- TEXTE SOURCE -
========
Cela dénote la volonté de l’Exécutif d’assainir les finances publiques, d’enrayer ou du moins de circonscrire cette hydre que sont la corruption et la malgouvernance. C’est de notoriété publique : notre pays, bien que baptisé "Pays des hommes intègres", est loin, bien loin d’être un modèle achevé en matière de bonne gouvernance. D’ailleurs, la corruption est en passe d’y gangrener la quasi-totalité des secteurs d’activité.

L’Administration publique, les marchés publics, les Impôts, la Police, la Gendarmerie, le Mairies, la Justice, les Douanes, les Médias, la Santé, l’Education sont largement ankylosés. Alors dans ce contexte où la petite corruption essaime dans la vie nationale et que la grande corruption se nourrit de l’impunité des "grands", y a-t-il autre chose à faire que d’applaudir à tout rompre lorsque le gouvernement prend cette décision idoine de créer une Autorité supérieure de contrôle d’Etat et dont le titulaire aura rang de ministre ?

On s’en doute, conférer un rang de membre du gouvernement au titulaire de ce poste, c’est donner à cette personnalité tout un pouvoir d’action pour un meilleur contrôle de tout ce qui relève de l’Etat. D’ailleurs dans certains pays, le contrôleur d’Etat est tout simplement membre du gouvernement. Penser donc à créer ce poste dans notre pays est sans

doute un pas vers la bonne gouvernance même s’il faut attendre de voir le premier responsable de ce poste à l’œuvre, car c’est au pied du mur que se détecte le bon maçon, dit-on ! Quoi qu’on dise, c’est la personnalité d’un individu qui fait la fonction. Ils sont nombreux, les cadres burkinabè placés à des postes somme toute modestes, mais qui ont réussi grâce à leur entregent à en faire des structures qui comptent dans notre Pays. C’est en cela que la personnalité d’un individu détermine la fonction.

Si par mégarde on nommait à ce poste une chiffe molle, un administratif lisse ou un politique qui traîne de grosses casseroles et qui en temps normal devrait se retrouver plutôt à la MACO qu’à présider une telle structure, ce ne serait qu’une institution de plus. Et c’est tout.

Mais si par contre, on y envoyait quelqu’un qui a de la moutarde et une bonne dose de personnalité, on se réjouira d’avoir une véritable institution au service de la nation. C’est pour tout cela qu’au-delà des effets d’annonce il sied de mettre l’homme qu’il faut à la place qu’il faut. Cela n’implique-t-il pas d’abord qu’il faille chercher une personnalité au-dessus de tout soupçon, comme la femme de César ?

Et si on la trouve, quelle pourrait être sa marge de manœuvre dans le cadre de ses mandants ? Bref, aurait-elle véritablement les coudées franches pour mener à bien sa mission ? C’est là la question. Avec une telle personnalité bien affirmée, quelques brebis galeuses épinglées pourraient être invitées à se justifier enfin devant les tribunaux et le cas échéant à rendre gorge.

Au-delà de ces questions légitimes qui attendent des réponses, nous nous posons une autre, celle du rôle et de la place de l’ASCE dans le dispositif institutionnel de la lutte contre la corruption au Burkina.
========
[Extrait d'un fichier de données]
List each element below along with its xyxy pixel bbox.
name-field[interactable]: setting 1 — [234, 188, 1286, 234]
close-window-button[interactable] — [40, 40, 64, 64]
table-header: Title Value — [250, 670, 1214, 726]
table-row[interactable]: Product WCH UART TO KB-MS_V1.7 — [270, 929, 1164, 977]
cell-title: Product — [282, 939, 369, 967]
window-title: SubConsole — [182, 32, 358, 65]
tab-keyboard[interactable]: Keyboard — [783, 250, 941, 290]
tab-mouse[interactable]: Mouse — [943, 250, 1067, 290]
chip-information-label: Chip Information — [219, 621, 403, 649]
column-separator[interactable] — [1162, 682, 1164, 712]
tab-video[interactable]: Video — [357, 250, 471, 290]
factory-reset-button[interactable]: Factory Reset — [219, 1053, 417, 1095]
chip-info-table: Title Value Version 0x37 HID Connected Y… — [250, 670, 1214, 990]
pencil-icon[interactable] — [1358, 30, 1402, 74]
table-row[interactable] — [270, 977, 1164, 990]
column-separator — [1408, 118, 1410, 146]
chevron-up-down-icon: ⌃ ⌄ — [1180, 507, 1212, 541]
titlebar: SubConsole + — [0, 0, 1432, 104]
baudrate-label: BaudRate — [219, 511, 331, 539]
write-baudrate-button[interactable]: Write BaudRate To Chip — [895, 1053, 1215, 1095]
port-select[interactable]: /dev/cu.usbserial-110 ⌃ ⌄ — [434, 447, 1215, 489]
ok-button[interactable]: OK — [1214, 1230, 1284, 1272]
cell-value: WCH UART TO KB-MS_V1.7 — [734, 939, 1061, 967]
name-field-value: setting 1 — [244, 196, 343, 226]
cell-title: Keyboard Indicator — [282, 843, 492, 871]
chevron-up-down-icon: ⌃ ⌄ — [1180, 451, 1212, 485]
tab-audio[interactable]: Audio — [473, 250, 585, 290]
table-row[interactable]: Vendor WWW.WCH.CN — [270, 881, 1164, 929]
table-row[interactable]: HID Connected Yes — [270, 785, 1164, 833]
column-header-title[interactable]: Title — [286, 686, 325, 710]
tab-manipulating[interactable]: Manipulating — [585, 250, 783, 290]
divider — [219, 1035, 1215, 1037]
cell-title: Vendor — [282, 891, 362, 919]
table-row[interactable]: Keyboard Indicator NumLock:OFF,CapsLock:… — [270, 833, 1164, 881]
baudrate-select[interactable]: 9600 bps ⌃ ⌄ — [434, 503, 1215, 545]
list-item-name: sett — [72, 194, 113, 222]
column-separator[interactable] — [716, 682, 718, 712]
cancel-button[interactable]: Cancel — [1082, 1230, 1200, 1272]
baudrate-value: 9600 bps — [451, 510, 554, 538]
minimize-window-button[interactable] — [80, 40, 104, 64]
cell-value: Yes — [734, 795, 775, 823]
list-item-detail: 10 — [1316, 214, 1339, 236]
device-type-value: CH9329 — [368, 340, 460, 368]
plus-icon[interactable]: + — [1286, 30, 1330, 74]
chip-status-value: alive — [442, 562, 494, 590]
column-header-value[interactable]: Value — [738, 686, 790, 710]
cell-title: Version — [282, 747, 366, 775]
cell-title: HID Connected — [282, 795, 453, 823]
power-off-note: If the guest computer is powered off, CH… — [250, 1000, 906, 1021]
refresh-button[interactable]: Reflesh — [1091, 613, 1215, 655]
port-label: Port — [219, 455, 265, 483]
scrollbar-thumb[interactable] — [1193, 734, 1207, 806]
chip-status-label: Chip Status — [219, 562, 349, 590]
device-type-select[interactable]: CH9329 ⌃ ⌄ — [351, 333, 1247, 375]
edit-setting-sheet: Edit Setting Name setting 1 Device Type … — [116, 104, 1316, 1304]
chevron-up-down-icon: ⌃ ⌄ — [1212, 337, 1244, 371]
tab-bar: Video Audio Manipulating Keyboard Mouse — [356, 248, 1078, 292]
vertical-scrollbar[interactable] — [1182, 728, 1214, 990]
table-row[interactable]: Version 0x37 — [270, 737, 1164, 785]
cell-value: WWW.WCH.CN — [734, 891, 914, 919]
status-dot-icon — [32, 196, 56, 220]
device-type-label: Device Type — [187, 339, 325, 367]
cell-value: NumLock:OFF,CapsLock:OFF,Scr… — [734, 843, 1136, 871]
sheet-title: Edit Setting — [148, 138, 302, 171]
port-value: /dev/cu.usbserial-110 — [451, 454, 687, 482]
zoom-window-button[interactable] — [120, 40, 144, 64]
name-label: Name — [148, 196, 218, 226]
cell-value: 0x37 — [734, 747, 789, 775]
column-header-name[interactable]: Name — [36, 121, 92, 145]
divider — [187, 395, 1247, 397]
========
- CONSIGNES -
1) Recopiez le passage du texte sur la lutte contre la corruption au Burkina qui commence à « doute un pas » et se termine à « Et c’est tout. », en remplaçant « maçon » par « bâtisseur ».
2) Rédigez la suite du texte sur la lutte contre la corruption au Burkina à partir de sa dernière phrase.

- RÉPONSES ATTENDUES -
1)
doute un pas vers la bonne gouvernance même s’il faut attendre de voir le premier responsable de ce poste à l’œuvre, car c’est au pied du mur que se détecte le bon bâtisseur, dit-on ! Quoi qu’on dise, c’est la personnalité d’un individu qui fait la fonction. Ils sont nombreux, les cadres burkinabè placés à des postes somme toute modestes, mais qui ont réussi grâce à leur entregent à en faire des structures qui comptent dans notre Pays. C’est en cela que la personnalité d’un individu détermine la fonction.

Si par mégarde on nommait à ce poste une chiffe molle, un administratif lisse ou un politique qui traîne de grosses casseroles et qui en temps normal devrait se retrouver plutôt à la MACO qu’à présider une telle structure, ce ne serait qu’une institution de plus. Et c’est tout.

2)
Certes, au regard de tout le dispositif juridique et institutionnel mis en branle pour lutter contre la corruption, il semble exister une véritable volonté politique d’endiguer le fléau, mais force est de reconnaître que les résultats restent en deçà des attentes.

Ce n’est un secret pour personne que depuis quelques années, l’Etat a montré ses limites aussi bien dans l’application des règles de bonne conduite des agents publics que dans la prévention des déviances morales entraînant aussi bien une corruption endémique que des dysfonctionnements de l’appareil d’Etat.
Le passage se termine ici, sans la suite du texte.